» Exercise aim
Which lines include the word "cshtml"? Copy each of them.

(Collected data entries)
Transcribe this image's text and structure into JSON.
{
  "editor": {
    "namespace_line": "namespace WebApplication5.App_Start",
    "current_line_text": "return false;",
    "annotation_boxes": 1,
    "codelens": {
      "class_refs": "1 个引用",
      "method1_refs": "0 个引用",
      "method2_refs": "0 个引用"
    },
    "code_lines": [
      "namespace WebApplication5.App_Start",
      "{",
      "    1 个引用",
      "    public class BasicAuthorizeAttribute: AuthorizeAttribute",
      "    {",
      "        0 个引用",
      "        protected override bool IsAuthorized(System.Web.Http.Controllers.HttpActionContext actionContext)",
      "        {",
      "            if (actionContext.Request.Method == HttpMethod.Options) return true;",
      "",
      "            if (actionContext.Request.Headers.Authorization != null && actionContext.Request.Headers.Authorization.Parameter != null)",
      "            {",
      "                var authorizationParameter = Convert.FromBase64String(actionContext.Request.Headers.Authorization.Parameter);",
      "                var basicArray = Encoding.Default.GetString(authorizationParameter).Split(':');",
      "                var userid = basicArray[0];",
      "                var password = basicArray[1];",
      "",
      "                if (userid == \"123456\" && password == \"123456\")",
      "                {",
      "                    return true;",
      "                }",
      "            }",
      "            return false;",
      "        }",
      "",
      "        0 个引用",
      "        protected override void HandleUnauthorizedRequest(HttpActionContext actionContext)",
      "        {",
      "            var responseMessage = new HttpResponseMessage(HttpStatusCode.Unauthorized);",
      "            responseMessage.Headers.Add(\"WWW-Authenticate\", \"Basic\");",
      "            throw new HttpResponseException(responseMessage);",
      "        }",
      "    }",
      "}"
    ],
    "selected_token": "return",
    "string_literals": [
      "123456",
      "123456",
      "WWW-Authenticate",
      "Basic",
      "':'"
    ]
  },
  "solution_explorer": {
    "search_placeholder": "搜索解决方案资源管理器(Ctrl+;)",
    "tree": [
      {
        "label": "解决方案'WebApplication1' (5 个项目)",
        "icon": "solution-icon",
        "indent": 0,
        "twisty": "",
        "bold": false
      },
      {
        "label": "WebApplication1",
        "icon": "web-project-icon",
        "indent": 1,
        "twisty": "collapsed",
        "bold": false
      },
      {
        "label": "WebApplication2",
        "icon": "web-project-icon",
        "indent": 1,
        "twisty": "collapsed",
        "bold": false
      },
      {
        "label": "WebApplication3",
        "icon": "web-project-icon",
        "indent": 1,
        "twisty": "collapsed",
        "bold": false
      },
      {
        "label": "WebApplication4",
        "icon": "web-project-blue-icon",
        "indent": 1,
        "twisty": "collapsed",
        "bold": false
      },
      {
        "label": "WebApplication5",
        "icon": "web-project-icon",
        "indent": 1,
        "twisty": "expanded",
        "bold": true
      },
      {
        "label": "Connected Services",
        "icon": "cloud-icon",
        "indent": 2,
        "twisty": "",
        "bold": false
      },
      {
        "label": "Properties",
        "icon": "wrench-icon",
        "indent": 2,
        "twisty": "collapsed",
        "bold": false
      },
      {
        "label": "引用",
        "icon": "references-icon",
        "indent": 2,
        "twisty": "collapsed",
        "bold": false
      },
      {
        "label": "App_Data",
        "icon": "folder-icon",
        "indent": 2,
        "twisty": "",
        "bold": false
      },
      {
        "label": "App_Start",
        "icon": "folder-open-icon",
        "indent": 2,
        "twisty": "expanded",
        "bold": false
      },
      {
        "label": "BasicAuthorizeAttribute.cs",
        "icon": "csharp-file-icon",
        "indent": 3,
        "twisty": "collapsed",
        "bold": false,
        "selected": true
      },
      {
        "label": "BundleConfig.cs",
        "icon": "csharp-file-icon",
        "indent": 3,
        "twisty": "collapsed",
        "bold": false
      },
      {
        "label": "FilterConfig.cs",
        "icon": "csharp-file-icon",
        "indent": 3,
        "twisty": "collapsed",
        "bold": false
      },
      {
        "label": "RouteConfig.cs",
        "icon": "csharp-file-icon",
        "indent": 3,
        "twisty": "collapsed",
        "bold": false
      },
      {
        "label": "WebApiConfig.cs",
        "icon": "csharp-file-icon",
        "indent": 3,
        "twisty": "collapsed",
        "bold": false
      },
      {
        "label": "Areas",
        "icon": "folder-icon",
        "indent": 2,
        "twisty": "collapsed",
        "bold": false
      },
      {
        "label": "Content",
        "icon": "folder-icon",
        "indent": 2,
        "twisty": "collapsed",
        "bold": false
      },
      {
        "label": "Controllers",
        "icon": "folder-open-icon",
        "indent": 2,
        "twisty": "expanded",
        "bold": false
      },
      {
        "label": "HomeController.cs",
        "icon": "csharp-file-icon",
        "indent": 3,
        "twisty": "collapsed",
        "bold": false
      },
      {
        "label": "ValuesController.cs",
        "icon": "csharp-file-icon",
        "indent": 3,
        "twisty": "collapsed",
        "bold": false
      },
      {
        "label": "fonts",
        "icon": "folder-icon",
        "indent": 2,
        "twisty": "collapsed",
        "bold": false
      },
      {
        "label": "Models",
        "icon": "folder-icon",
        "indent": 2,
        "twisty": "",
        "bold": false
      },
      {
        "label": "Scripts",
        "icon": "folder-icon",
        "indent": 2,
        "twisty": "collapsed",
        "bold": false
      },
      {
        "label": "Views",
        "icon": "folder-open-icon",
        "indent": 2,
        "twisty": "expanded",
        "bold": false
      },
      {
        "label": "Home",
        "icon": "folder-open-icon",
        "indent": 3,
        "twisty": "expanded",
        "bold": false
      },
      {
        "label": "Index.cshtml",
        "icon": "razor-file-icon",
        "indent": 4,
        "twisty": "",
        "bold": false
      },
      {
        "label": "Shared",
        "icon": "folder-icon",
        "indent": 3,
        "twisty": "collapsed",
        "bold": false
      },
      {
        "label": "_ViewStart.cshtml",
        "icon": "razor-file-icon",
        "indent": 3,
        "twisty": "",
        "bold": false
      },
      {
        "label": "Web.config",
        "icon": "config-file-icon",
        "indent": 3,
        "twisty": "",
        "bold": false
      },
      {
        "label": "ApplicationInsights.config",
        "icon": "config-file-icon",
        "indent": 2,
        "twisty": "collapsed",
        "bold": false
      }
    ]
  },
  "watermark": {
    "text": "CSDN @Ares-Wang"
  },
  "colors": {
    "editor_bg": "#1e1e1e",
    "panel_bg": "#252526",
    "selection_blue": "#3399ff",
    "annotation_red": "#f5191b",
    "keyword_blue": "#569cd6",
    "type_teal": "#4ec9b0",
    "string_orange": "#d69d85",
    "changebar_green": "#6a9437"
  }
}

» Output of the exercise
        "label": "Index.cshtml",
        "label": "_ViewStart.cshtml",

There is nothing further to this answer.